***** Records for the task

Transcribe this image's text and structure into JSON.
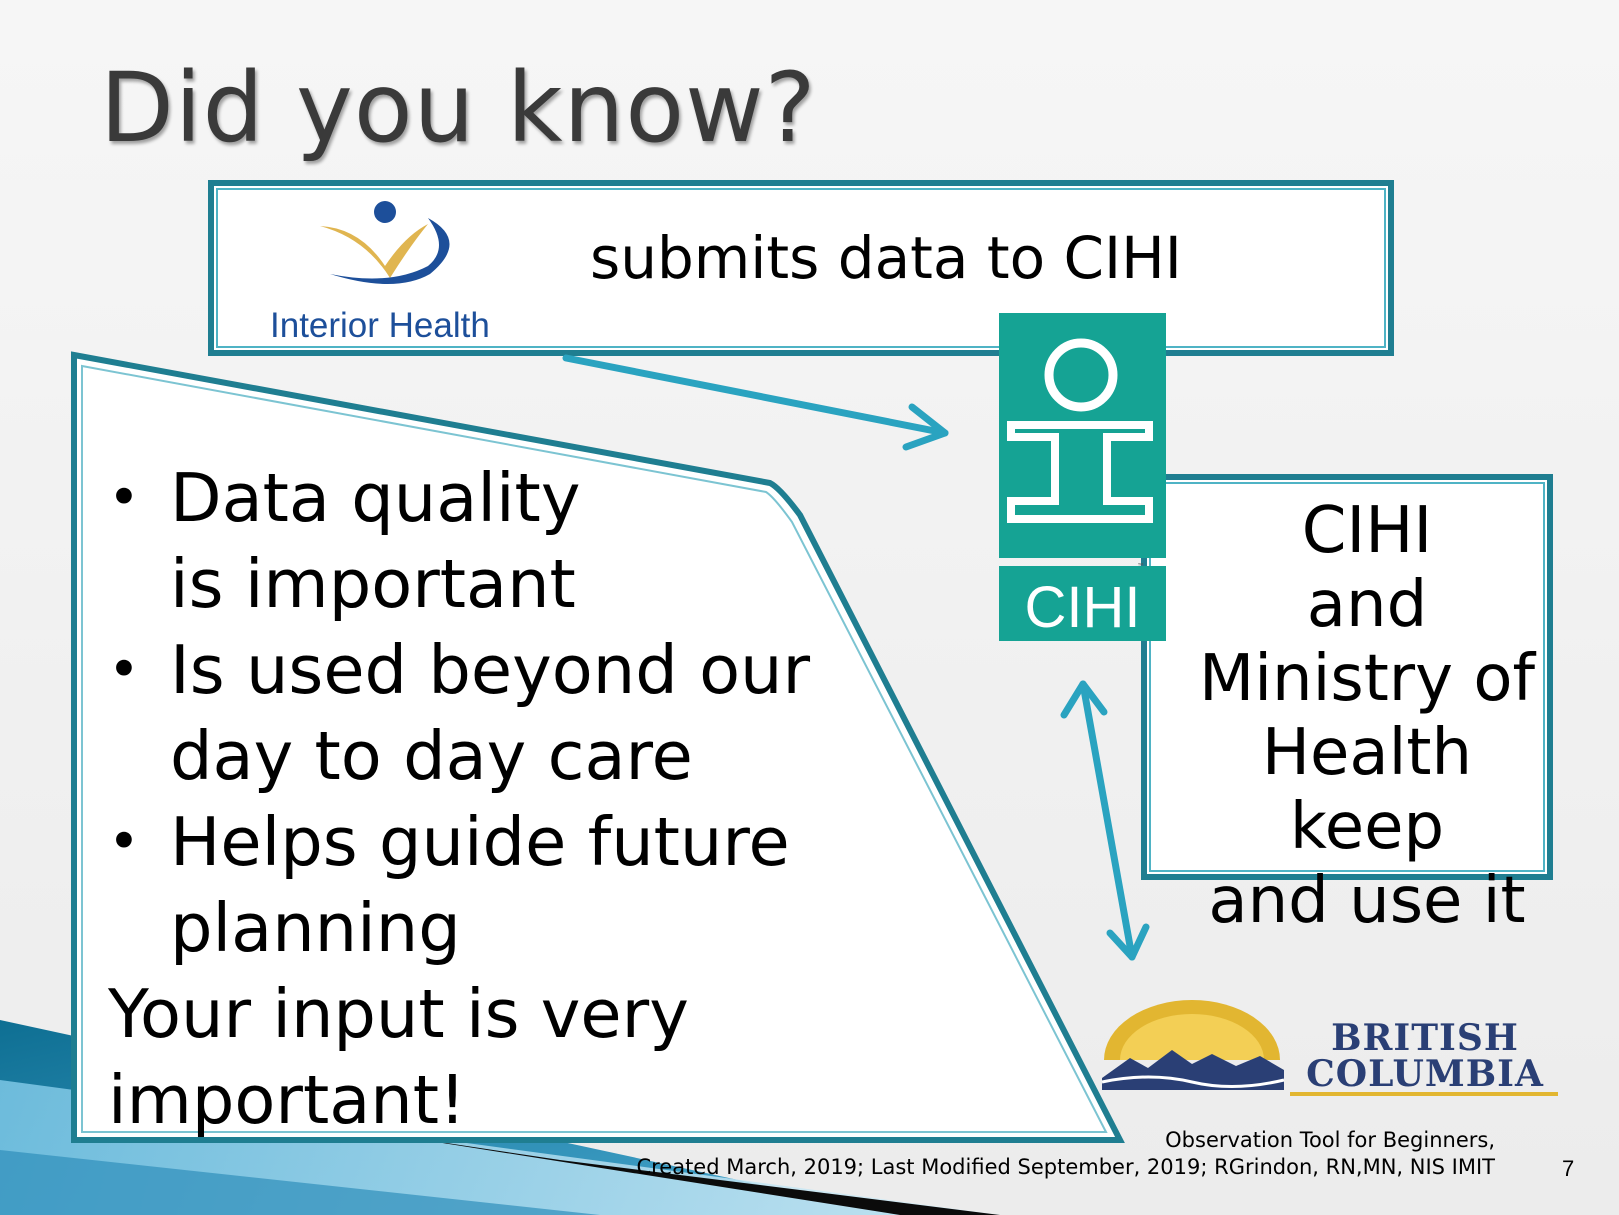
{
  "slide": {
    "title": "Did you know?",
    "top_box": {
      "logo_name": "Interior Health",
      "text": "submits data to CIHI"
    },
    "cihi_logo": {
      "text": "CIHI",
      "trademark": "™"
    },
    "right_box": {
      "lines": [
        "CIHI",
        "and",
        "Ministry of",
        "Health keep",
        "and use it"
      ]
    },
    "bullets": [
      {
        "marker": "•",
        "line1": "Data quality",
        "line2": "is important"
      },
      {
        "marker": "•",
        "line1": "Is used beyond our",
        "line2": "day to day care"
      },
      {
        "marker": "•",
        "line1": "Helps guide future",
        "line2": "planning"
      }
    ],
    "emphasis": {
      "line1": "Your input is very",
      "line2": "important!"
    },
    "bc_logo": {
      "line1": "BRITISH",
      "line2": "COLUMBIA"
    },
    "footer": {
      "line1": "Observation Tool for Beginners,",
      "line2": "Created March, 2019; Last  Modified September, 2019;  RGrindon, RN,MN, NIS IMIT"
    },
    "page_number": "7",
    "colors": {
      "border": "#1f7e91",
      "arrow": "#2aa3c0",
      "cihi_teal": "#15a394",
      "ih_blue": "#1d4f9a",
      "ih_gold": "#e0b550",
      "bc_navy": "#2a3f75",
      "bc_gold": "#e2b631"
    }
  }
}
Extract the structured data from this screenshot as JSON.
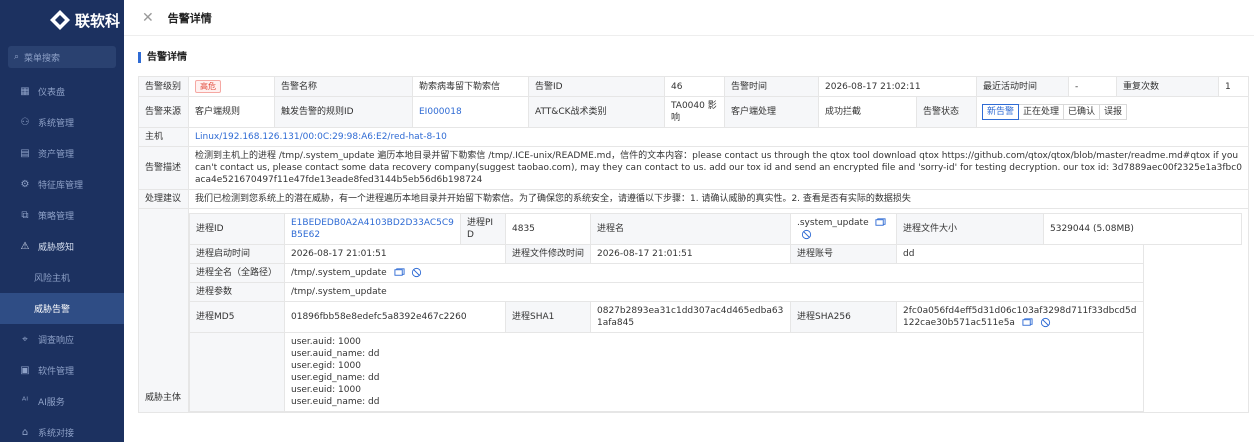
{
  "sidebar": {
    "brand": "联软科",
    "search_label": "菜单搜索",
    "items": [
      {
        "label": "仪表盘"
      },
      {
        "label": "系统管理"
      },
      {
        "label": "资产管理"
      },
      {
        "label": "特征库管理"
      },
      {
        "label": "策略管理"
      },
      {
        "label": "威胁感知"
      },
      {
        "label": "风险主机"
      },
      {
        "label": "威胁告警"
      },
      {
        "label": "调查响应"
      },
      {
        "label": "软件管理"
      },
      {
        "label": "AI服务"
      },
      {
        "label": "系统对接"
      }
    ]
  },
  "drawer": {
    "title": "告警详情",
    "section_title": "告警详情"
  },
  "alert": {
    "level_label": "告警级别",
    "level_value": "高危",
    "name_label": "告警名称",
    "name_value": "勒索病毒留下勒索信",
    "id_label": "告警ID",
    "id_value": "46",
    "time_label": "告警时间",
    "time_value": "2026-08-17 21:02:11",
    "last_active_label": "最近活动时间",
    "last_active_value": "-",
    "repeat_label": "重复次数",
    "repeat_value": "1",
    "source_label": "告警来源",
    "source_value": "客户端规则",
    "rule_id_label": "触发告警的规则ID",
    "rule_id_value": "EI000018",
    "attck_label": "ATT&CK战术类别",
    "attck_value": "TA0040 影响",
    "client_action_label": "客户端处理",
    "client_action_value": "成功拦截",
    "status_label": "告警状态",
    "status_options": [
      "新告警",
      "正在处理",
      "已确认",
      "误报"
    ],
    "host_label": "主机",
    "host_value": "Linux/192.168.126.131/00:0C:29:98:A6:E2/red-hat-8-10",
    "desc_label": "告警描述",
    "desc_value": "检测到主机上的进程 /tmp/.system_update 遍历本地目录并留下勒索信 /tmp/.ICE-unix/README.md，信件的文本内容：please contact us through the qtox tool download qtox https://github.com/qtox/qtox/blob/master/readme.md#qtox if you can't contact us, please contact some data recovery company(suggest taobao.com), may they can contact to us. add our tox id and send an encrypted file and 'sorry-id' for testing decryption. our tox id: 3d7889aec00f2325e1a3fbc0aca4e521670497f11e47fde13eade8fed3144b5eb56d6b198724",
    "advice_label": "处理建议",
    "advice_value": "我们已检测到您系统上的潜在威胁，有一个进程遍历本地目录并开始留下勒索信。为了确保您的系统安全，请遵循以下步骤：1. 请确认威胁的真实性。2. 查看是否有实际的数据损失",
    "subject_label": "威胁主体"
  },
  "process": {
    "id_label": "进程ID",
    "id_value": "E1BEDEDB0A2A4103BD2D33AC5C9B5E62",
    "pid_label": "进程PID",
    "pid_value": "4835",
    "name_label": "进程名",
    "name_value": ".system_update",
    "size_label": "进程文件大小",
    "size_value": "5329044 (5.08MB)",
    "start_label": "进程启动时间",
    "start_value": "2026-08-17 21:01:51",
    "mtime_label": "进程文件修改时间",
    "mtime_value": "2026-08-17 21:01:51",
    "account_label": "进程账号",
    "account_value": "dd",
    "fullname_label": "进程全名（全路径）",
    "fullname_value": "/tmp/.system_update",
    "args_label": "进程参数",
    "args_value": "/tmp/.system_update",
    "md5_label": "进程MD5",
    "md5_value": "01896fbb58e8edefc5a8392e467c2260",
    "sha1_label": "进程SHA1",
    "sha1_value": "0827b2893ea31c1dd307ac4d465edba631afa845",
    "sha256_label": "进程SHA256",
    "sha256_value": "2fc0a056fd4eff5d31d06c103af3298d711f33dbcd5d122cae30b571ac511e5a",
    "user_info": "user.auid: 1000\nuser.auid_name: dd\nuser.egid: 1000\nuser.egid_name: dd\nuser.euid: 1000\nuser.euid_name: dd"
  }
}
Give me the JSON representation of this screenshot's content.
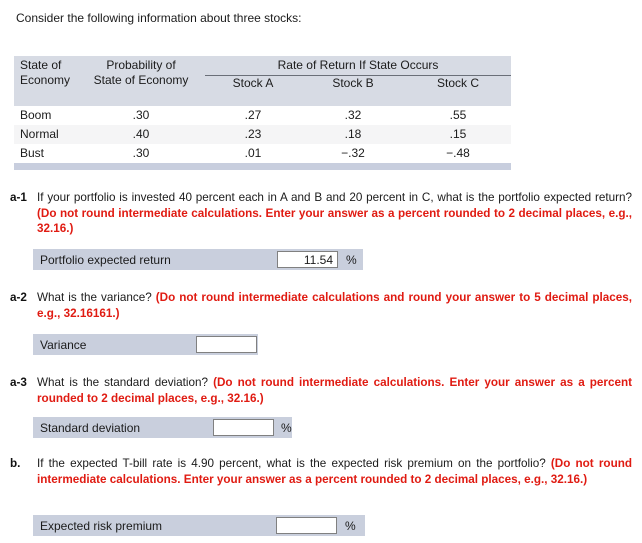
{
  "intro": "Consider the following information about three stocks:",
  "table": {
    "group_header": "Rate of Return If State Occurs",
    "col_state": "State of\nEconomy",
    "col_state_line1": "State of",
    "col_state_line2": "Economy",
    "col_prob_line1": "Probability of",
    "col_prob_line2": "State of Economy",
    "col_a": "Stock A",
    "col_b": "Stock B",
    "col_c": "Stock C",
    "rows": [
      {
        "state": "Boom",
        "prob": ".30",
        "a": ".27",
        "b": ".32",
        "c": ".55"
      },
      {
        "state": "Normal",
        "prob": ".40",
        "a": ".23",
        "b": ".18",
        "c": ".15"
      },
      {
        "state": "Bust",
        "prob": ".30",
        "a": ".01",
        "b": "−.32",
        "c": "−.48"
      }
    ]
  },
  "questions": {
    "a1": {
      "label": "a-1",
      "text_plain": "If your portfolio is invested 40 percent each in A and B and 20 percent in C, what is the portfolio expected return? ",
      "text_red": "(Do not round intermediate calculations. Enter your answer as a percent rounded to 2 decimal places, e.g., 32.16.)",
      "answer_label": "Portfolio expected return",
      "answer_value": "11.54",
      "answer_placeholder": "",
      "unit": "%"
    },
    "a2": {
      "label": "a-2",
      "text_plain": "What is the variance? ",
      "text_red": "(Do not round intermediate calculations and round your answer to 5 decimal places, e.g., 32.16161.)",
      "answer_label": "Variance",
      "answer_value": "",
      "answer_placeholder": "",
      "unit": ""
    },
    "a3": {
      "label": "a-3",
      "text_plain": "What is the standard deviation? ",
      "text_red": "(Do not round intermediate calculations. Enter your answer as a percent rounded to 2 decimal places, e.g., 32.16.)",
      "answer_label": "Standard deviation",
      "answer_value": "",
      "answer_placeholder": "",
      "unit": "%"
    },
    "b": {
      "label": "b.",
      "text_plain": "If the expected T-bill rate is 4.90 percent, what is the expected risk premium on the portfolio? ",
      "text_red": "(Do not round intermediate calculations. Enter your answer as a percent rounded to 2 decimal places, e.g., 32.16.)",
      "answer_label": "Expected risk premium",
      "answer_value": "",
      "answer_placeholder": "",
      "unit": "%"
    }
  },
  "colors": {
    "table_header_bg": "#d7dbe4",
    "table_footer_bg": "#c8cede",
    "row_alt_bg": "#f5f5f6",
    "answer_row_bg": "#c9cfdd",
    "red_instruction": "#e01b12"
  }
}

**********

▶ Problem statement:
Quote in full the listing given above; the images are to be left out.

▶ Task solution:
Transcribe this image's text and structure into JSON.
{
  "slide": {
    "title": "Did you know?",
    "top_box": {
      "logo_name": "Interior Health",
      "text": "submits data to CIHI"
    },
    "cihi_logo": {
      "text": "CIHI",
      "trademark": "™"
    },
    "right_box": {
      "lines": [
        "CIHI",
        "and",
        "Ministry of",
        "Health keep",
        "and use it"
      ]
    },
    "bullets": [
      {
        "marker": "•",
        "line1": "Data quality",
        "line2": "is important"
      },
      {
        "marker": "•",
        "line1": "Is used beyond our",
        "line2": "day to day care"
      },
      {
        "marker": "•",
        "line1": "Helps guide future",
        "line2": "planning"
      }
    ],
    "emphasis": {
      "line1": "Your input is very",
      "line2": "important!"
    },
    "bc_logo": {
      "line1": "BRITISH",
      "line2": "COLUMBIA"
    },
    "footer": {
      "line1": "Observation Tool for Beginners,",
      "line2": "Created March, 2019; Last  Modified September, 2019;  RGrindon, RN,MN, NIS IMIT"
    },
    "page_number": "7",
    "colors": {
      "border": "#1f7e91",
      "arrow": "#2aa3c0",
      "cihi_teal": "#15a394",
      "ih_blue": "#1d4f9a",
      "ih_gold": "#e0b550",
      "bc_navy": "#2a3f75",
      "bc_gold": "#e2b631"
    }
  }
}
Extract the structured data from this screenshot as JSON.
{
  "sidebar": {
    "brand": "联软科",
    "search_label": "菜单搜索",
    "items": [
      {
        "label": "仪表盘"
      },
      {
        "label": "系统管理"
      },
      {
        "label": "资产管理"
      },
      {
        "label": "特征库管理"
      },
      {
        "label": "策略管理"
      },
      {
        "label": "威胁感知"
      },
      {
        "label": "风险主机"
      },
      {
        "label": "威胁告警"
      },
      {
        "label": "调查响应"
      },
      {
        "label": "软件管理"
      },
      {
        "label": "AI服务"
      },
      {
        "label": "系统对接"
      }
    ]
  },
  "drawer": {
    "title": "告警详情",
    "section_title": "告警详情"
  },
  "alert": {
    "level_label": "告警级别",
    "level_value": "高危",
    "name_label": "告警名称",
    "name_value": "勒索病毒留下勒索信",
    "id_label": "告警ID",
    "id_value": "46",
    "time_label": "告警时间",
    "time_value": "2026-08-17 21:02:11",
    "last_active_label": "最近活动时间",
    "last_active_value": "-",
    "repeat_label": "重复次数",
    "repeat_value": "1",
    "source_label": "告警来源",
    "source_value": "客户端规则",
    "rule_id_label": "触发告警的规则ID",
    "rule_id_value": "EI000018",
    "attck_label": "ATT&CK战术类别",
    "attck_value": "TA0040 影响",
    "client_action_label": "客户端处理",
    "client_action_value": "成功拦截",
    "status_label": "告警状态",
    "status_options": [
      "新告警",
      "正在处理",
      "已确认",
      "误报"
    ],
    "host_label": "主机",
    "host_value": "Linux/192.168.126.131/00:0C:29:98:A6:E2/red-hat-8-10",
    "desc_label": "告警描述",
    "desc_value": "检测到主机上的进程 /tmp/.system_update 遍历本地目录并留下勒索信 /tmp/.ICE-unix/README.md，信件的文本内容：please contact us through the qtox tool download qtox https://github.com/qtox/qtox/blob/master/readme.md#qtox if you can't contact us, please contact some data recovery company(suggest taobao.com), may they can contact to us. add our tox id and send an encrypted file and 'sorry-id' for testing decryption. our tox id: 3d7889aec00f2325e1a3fbc0aca4e521670497f11e47fde13eade8fed3144b5eb56d6b198724",
    "advice_label": "处理建议",
    "advice_value": "我们已检测到您系统上的潜在威胁，有一个进程遍历本地目录并开始留下勒索信。为了确保您的系统安全，请遵循以下步骤：1. 请确认威胁的真实性。2. 查看是否有实际的数据损失",
    "subject_label": "威胁主体"
  },
  "process": {
    "id_label": "进程ID",
    "id_value": "E1BEDEDB0A2A4103BD2D33AC5C9B5E62",
    "pid_label": "进程PID",
    "pid_value": "4835",
    "name_label": "进程名",
    "name_value": ".system_update",
    "size_label": "进程文件大小",
    "size_value": "5329044 (5.08MB)",
    "start_label": "进程启动时间",
    "start_value": "2026-08-17 21:01:51",
    "mtime_label": "进程文件修改时间",
    "mtime_value": "2026-08-17 21:01:51",
    "account_label": "进程账号",
    "account_value": "dd",
    "fullname_label": "进程全名（全路径）",
    "fullname_value": "/tmp/.system_update",
    "args_label": "进程参数",
    "args_value": "/tmp/.system_update",
    "md5_label": "进程MD5",
    "md5_value": "01896fbb58e8edefc5a8392e467c2260",
    "sha1_label": "进程SHA1",
    "sha1_value": "0827b2893ea31c1dd307ac4d465edba631afa845",
    "sha256_label": "进程SHA256",
    "sha256_value": "2fc0a056fd4eff5d31d06c103af3298d711f33dbcd5d122cae30b571ac511e5a",
    "user_info": "user.auid: 1000\nuser.auid_name: dd\nuser.egid: 1000\nuser.egid_name: dd\nuser.euid: 1000\nuser.euid_name: dd"
  }
}
Give me the JSON representation of this screenshot's content.
{
  "intro": "Consider the following information about three stocks:",
  "table": {
    "group_header": "Rate of Return If State Occurs",
    "col_state": "State of\nEconomy",
    "col_state_line1": "State of",
    "col_state_line2": "Economy",
    "col_prob_line1": "Probability of",
    "col_prob_line2": "State of Economy",
    "col_a": "Stock A",
    "col_b": "Stock B",
    "col_c": "Stock C",
    "rows": [
      {
        "state": "Boom",
        "prob": ".30",
        "a": ".27",
        "b": ".32",
        "c": ".55"
      },
      {
        "state": "Normal",
        "prob": ".40",
        "a": ".23",
        "b": ".18",
        "c": ".15"
      },
      {
        "state": "Bust",
        "prob": ".30",
        "a": ".01",
        "b": "−.32",
        "c": "−.48"
      }
    ]
  },
  "questions": {
    "a1": {
      "label": "a-1",
      "text_plain": "If your portfolio is invested 40 percent each in A and B and 20 percent in C, what is the portfolio expected return? ",
      "text_red": "(Do not round intermediate calculations. Enter your answer as a percent rounded to 2 decimal places, e.g., 32.16.)",
      "answer_label": "Portfolio expected return",
      "answer_value": "11.54",
      "answer_placeholder": "",
      "unit": "%"
    },
    "a2": {
      "label": "a-2",
      "text_plain": "What is the variance? ",
      "text_red": "(Do not round intermediate calculations and round your answer to 5 decimal places, e.g., 32.16161.)",
      "answer_label": "Variance",
      "answer_value": "",
      "answer_placeholder": "",
      "unit": ""
    },
    "a3": {
      "label": "a-3",
      "text_plain": "What is the standard deviation? ",
      "text_red": "(Do not round intermediate calculations. Enter your answer as a percent rounded to 2 decimal places, e.g., 32.16.)",
      "answer_label": "Standard deviation",
      "answer_value": "",
      "answer_placeholder": "",
      "unit": "%"
    },
    "b": {
      "label": "b.",
      "text_plain": "If the expected T-bill rate is 4.90 percent, what is the expected risk premium on the portfolio? ",
      "text_red": "(Do not round intermediate calculations. Enter your answer as a percent rounded to 2 decimal places, e.g., 32.16.)",
      "answer_label": "Expected risk premium",
      "answer_value": "",
      "answer_placeholder": "",
      "unit": "%"
    }
  },
  "colors": {
    "table_header_bg": "#d7dbe4",
    "table_footer_bg": "#c8cede",
    "row_alt_bg": "#f5f5f6",
    "answer_row_bg": "#c9cfdd",
    "red_instruction": "#e01b12"
  }
}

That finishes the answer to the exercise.